Element location data:
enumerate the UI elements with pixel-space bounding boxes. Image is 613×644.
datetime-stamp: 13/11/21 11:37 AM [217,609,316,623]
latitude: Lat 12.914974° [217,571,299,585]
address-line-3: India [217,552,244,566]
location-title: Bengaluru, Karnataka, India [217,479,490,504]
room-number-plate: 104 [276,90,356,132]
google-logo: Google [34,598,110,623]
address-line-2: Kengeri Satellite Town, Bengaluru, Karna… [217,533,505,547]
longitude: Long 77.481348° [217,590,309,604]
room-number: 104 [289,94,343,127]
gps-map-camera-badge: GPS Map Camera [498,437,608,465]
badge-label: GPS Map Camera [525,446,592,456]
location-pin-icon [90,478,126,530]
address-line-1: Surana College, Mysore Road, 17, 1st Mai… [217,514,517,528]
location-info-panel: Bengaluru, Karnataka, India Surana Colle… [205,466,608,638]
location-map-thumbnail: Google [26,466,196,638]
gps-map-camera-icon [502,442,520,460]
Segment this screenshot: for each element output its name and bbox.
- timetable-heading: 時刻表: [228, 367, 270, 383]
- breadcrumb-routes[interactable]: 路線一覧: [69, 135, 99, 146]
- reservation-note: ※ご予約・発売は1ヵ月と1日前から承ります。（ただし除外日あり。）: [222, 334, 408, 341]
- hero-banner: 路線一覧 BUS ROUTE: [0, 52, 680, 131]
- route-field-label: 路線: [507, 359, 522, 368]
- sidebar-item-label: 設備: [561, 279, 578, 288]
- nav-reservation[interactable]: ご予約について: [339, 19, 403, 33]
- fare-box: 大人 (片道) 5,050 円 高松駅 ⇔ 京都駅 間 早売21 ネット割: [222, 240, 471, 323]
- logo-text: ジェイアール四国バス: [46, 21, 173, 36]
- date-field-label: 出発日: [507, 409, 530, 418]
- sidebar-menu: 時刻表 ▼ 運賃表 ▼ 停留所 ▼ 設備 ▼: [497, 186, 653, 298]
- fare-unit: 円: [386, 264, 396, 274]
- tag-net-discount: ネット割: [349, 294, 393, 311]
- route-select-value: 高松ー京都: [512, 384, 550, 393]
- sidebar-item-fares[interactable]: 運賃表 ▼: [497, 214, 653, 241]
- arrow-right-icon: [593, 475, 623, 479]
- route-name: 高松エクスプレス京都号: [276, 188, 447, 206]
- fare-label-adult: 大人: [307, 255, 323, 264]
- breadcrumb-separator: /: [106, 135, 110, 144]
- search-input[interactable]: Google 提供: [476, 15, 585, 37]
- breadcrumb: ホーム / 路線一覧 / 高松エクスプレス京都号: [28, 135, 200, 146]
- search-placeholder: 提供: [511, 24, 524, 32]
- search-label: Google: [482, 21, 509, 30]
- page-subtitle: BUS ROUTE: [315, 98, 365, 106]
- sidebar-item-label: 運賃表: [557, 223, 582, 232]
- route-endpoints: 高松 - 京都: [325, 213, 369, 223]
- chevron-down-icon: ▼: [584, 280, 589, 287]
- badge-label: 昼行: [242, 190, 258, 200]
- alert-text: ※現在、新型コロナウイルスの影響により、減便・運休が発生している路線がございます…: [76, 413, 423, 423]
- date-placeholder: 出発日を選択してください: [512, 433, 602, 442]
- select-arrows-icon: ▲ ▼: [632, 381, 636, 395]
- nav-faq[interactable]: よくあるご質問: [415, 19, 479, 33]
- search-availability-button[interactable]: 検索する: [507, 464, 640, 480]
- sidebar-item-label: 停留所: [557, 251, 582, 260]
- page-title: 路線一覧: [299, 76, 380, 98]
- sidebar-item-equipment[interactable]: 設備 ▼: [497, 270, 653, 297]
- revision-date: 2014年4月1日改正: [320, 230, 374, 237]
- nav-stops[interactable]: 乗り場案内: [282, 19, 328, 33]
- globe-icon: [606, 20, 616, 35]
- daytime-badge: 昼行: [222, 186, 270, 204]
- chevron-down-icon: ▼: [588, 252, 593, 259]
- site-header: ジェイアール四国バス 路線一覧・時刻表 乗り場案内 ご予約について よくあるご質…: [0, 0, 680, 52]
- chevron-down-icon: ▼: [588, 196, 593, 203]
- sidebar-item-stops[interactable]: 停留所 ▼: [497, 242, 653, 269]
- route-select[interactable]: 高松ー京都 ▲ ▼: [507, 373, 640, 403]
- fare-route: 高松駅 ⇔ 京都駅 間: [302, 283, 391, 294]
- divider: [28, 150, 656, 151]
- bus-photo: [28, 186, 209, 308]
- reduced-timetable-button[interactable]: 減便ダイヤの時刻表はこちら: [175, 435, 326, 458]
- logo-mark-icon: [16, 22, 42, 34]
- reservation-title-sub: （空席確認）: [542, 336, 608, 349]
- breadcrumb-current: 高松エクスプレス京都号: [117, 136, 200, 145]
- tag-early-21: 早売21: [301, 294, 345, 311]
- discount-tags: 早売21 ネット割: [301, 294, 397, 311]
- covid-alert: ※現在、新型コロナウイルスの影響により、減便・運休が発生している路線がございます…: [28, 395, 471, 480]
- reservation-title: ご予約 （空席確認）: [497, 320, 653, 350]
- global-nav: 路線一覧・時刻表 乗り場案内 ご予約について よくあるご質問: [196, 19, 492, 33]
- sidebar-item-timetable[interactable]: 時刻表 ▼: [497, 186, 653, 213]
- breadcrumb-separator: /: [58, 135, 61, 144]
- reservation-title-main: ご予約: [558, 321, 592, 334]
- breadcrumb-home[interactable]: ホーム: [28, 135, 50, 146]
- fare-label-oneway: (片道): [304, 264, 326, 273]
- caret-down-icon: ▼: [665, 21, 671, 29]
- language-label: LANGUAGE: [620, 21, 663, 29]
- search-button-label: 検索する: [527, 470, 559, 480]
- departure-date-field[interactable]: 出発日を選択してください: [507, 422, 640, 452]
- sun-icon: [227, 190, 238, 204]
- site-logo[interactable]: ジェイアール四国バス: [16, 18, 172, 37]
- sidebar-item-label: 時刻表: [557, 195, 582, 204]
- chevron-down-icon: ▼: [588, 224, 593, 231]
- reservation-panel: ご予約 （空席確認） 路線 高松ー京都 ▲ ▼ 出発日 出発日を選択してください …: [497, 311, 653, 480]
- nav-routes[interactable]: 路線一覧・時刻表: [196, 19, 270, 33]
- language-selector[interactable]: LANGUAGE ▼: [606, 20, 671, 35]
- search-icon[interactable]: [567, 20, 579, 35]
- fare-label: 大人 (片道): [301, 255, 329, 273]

WORK TO BE COMPLETED → Copy the items from the first line through the line containing "- logo-text: ジェイアール四国バス: [46, 21, 173, 36]", renaming "location-title" to "place-title" and leaving everything else unchanged.

THE OUTPUT →
enumerate the UI elements with pixel-space bounding boxes. Image is 613×644.
datetime-stamp: 13/11/21 11:37 AM [217,609,316,623]
latitude: Lat 12.914974° [217,571,299,585]
address-line-3: India [217,552,244,566]
place-title: Bengaluru, Karnataka, India [217,479,490,504]
room-number-plate: 104 [276,90,356,132]
google-logo: Google [34,598,110,623]
address-line-2: Kengeri Satellite Town, Bengaluru, Karna… [217,533,505,547]
longitude: Long 77.481348° [217,590,309,604]
room-number: 104 [289,94,343,127]
gps-map-camera-badge: GPS Map Camera [498,437,608,465]
badge-label: GPS Map Camera [525,446,592,456]
location-pin-icon [90,478,126,530]
address-line-1: Surana College, Mysore Road, 17, 1st Mai… [217,514,517,528]
location-info-panel: Bengaluru, Karnataka, India Surana Colle… [205,466,608,638]
location-map-thumbnail: Google [26,466,196,638]
gps-map-camera-icon [502,442,520,460]
Segment this screenshot: for each element output its name and bbox.
- timetable-heading: 時刻表: [228, 367, 270, 383]
- breadcrumb-routes[interactable]: 路線一覧: [69, 135, 99, 146]
- reservation-note: ※ご予約・発売は1ヵ月と1日前から承ります。（ただし除外日あり。）: [222, 334, 408, 341]
- hero-banner: 路線一覧 BUS ROUTE: [0, 52, 680, 131]
- route-field-label: 路線: [507, 359, 522, 368]
- sidebar-item-label: 設備: [561, 279, 578, 288]
- nav-reservation[interactable]: ご予約について: [339, 19, 403, 33]
- fare-box: 大人 (片道) 5,050 円 高松駅 ⇔ 京都駅 間 早売21 ネット割: [222, 240, 471, 323]
- logo-text: ジェイアール四国バス: [46, 21, 173, 36]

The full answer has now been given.